■ **Instruction**: Make an exact copy of the entries below with the pictures removed.

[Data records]
^^^^

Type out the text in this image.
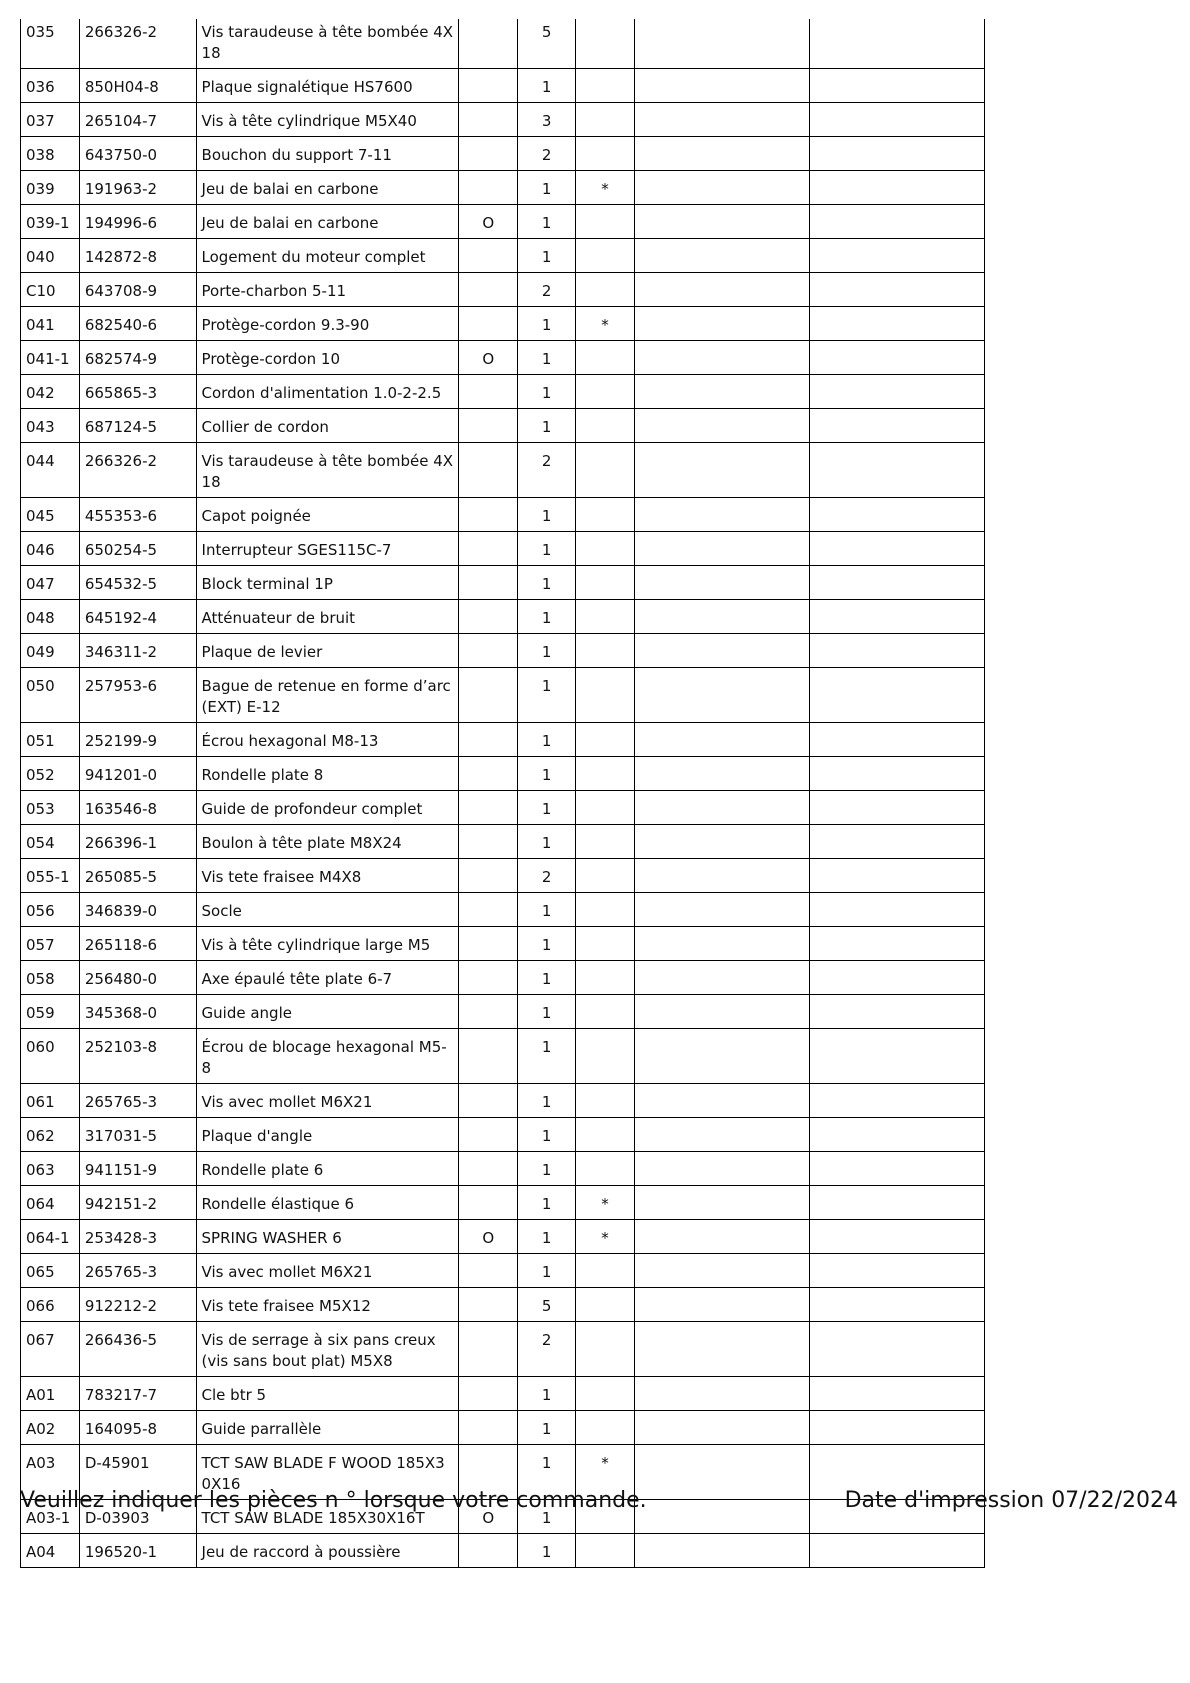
035	266326-2	Vis taraudeuse à tête bombée 4X 18		5			
036	850H04-8	Plaque signalétique HS7600		1			
037	265104-7	Vis à tête cylindrique M5X40		3			
038	643750-0	Bouchon du support 7-11		2			
039	191963-2	Jeu de balai en carbone		1	*		
039-1	194996-6	Jeu de balai en carbone	O	1			
040	142872-8	Logement du moteur complet		1			
C10	643708-9	Porte-charbon 5-11		2			
041	682540-6	Protège-cordon 9.3-90		1	*		
041-1	682574-9	Protège-cordon 10	O	1			
042	665865-3	Cordon d'alimentation 1.0-2-2.5		1			
043	687124-5	Collier de cordon		1			
044	266326-2	Vis taraudeuse à tête bombée 4X 18		2			
045	455353-6	Capot poignée		1			
046	650254-5	Interrupteur SGES115C-7		1			
047	654532-5	Block terminal 1P		1			
048	645192-4	Atténuateur de bruit		1			
049	346311-2	Plaque de levier		1			
050	257953-6	Bague de retenue en forme d’arc (EXT) E-12		1			
051	252199-9	Écrou hexagonal M8-13		1			
052	941201-0	Rondelle plate 8		1			
053	163546-8	Guide de profondeur complet		1			
054	266396-1	Boulon à tête plate M8X24		1			
055-1	265085-5	Vis tete fraisee M4X8		2			
056	346839-0	Socle		1			
057	265118-6	Vis à tête cylindrique large M5		1			
058	256480-0	Axe épaulé tête plate 6-7		1			
059	345368-0	Guide angle		1			
060	252103-8	Écrou de blocage hexagonal M5-8		1			
061	265765-3	Vis avec mollet M6X21		1			
062	317031-5	Plaque d'angle		1			
063	941151-9	Rondelle plate 6		1			
064	942151-2	Rondelle élastique 6		1	*		
064-1	253428-3	SPRING WASHER 6	O	1	*		
065	265765-3	Vis avec mollet M6X21		1			
066	912212-2	Vis tete fraisee M5X12		5			
067	266436-5	Vis de serrage à six pans creux (vis sans bout plat) M5X8		2			
A01	783217-7	Cle btr 5		1			
A02	164095-8	Guide parrallèle		1			
A03	D-45901	TCT SAW BLADE F WOOD 185X30X16		1	*		
A03-1	D-03903	TCT SAW BLADE 185X30X16T	O	1			
A04	196520-1	Jeu de raccord à poussière		1			
Veuillez indiquer les pièces n ° lorsque votre commande.	Date d'impression 07/22/2024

^^^^

■ **Task response**:
Type out the text in this image.
035	266326-2	Vis taraudeuse à tête bombée 4X 18		5			
036	850H04-8	Plaque signalétique HS7600		1			
037	265104-7	Vis à tête cylindrique M5X40		3			
038	643750-0	Bouchon du support 7-11		2			
039	191963-2	Jeu de balai en carbone		1	*		
039-1	194996-6	Jeu de balai en carbone	O	1			
040	142872-8	Logement du moteur complet		1			
C10	643708-9	Porte-charbon 5-11		2			
041	682540-6	Protège-cordon 9.3-90		1	*		
041-1	682574-9	Protège-cordon 10	O	1			
042	665865-3	Cordon d'alimentation 1.0-2-2.5		1			
043	687124-5	Collier de cordon		1			
044	266326-2	Vis taraudeuse à tête bombée 4X 18		2			
045	455353-6	Capot poignée		1			
046	650254-5	Interrupteur SGES115C-7		1			
047	654532-5	Block terminal 1P		1			
048	645192-4	Atténuateur de bruit		1			
049	346311-2	Plaque de levier		1			
050	257953-6	Bague de retenue en forme d’arc (EXT) E-12		1			
051	252199-9	Écrou hexagonal M8-13		1			
052	941201-0	Rondelle plate 8		1			
053	163546-8	Guide de profondeur complet		1			
054	266396-1	Boulon à tête plate M8X24		1			
055-1	265085-5	Vis tete fraisee M4X8		2			
056	346839-0	Socle		1			
057	265118-6	Vis à tête cylindrique large M5		1			
058	256480-0	Axe épaulé tête plate 6-7		1			
059	345368-0	Guide angle		1			
060	252103-8	Écrou de blocage hexagonal M5-8		1			
061	265765-3	Vis avec mollet M6X21		1			
062	317031-5	Plaque d'angle		1			
063	941151-9	Rondelle plate 6		1			
064	942151-2	Rondelle élastique 6		1	*		
064-1	253428-3	SPRING WASHER 6	O	1	*		
065	265765-3	Vis avec mollet M6X21		1			
066	912212-2	Vis tete fraisee M5X12		5			
067	266436-5	Vis de serrage à six pans creux (vis sans bout plat) M5X8		2			
A01	783217-7	Cle btr 5		1			
A02	164095-8	Guide parrallèle		1			
A03	D-45901	TCT SAW BLADE F WOOD 185X30X16		1	*		
A03-1	D-03903	TCT SAW BLADE 185X30X16T	O	1			
A04	196520-1	Jeu de raccord à poussière		1			
Veuillez indiquer les pièces n ° lorsque votre commande.	Date d'impression 07/22/2024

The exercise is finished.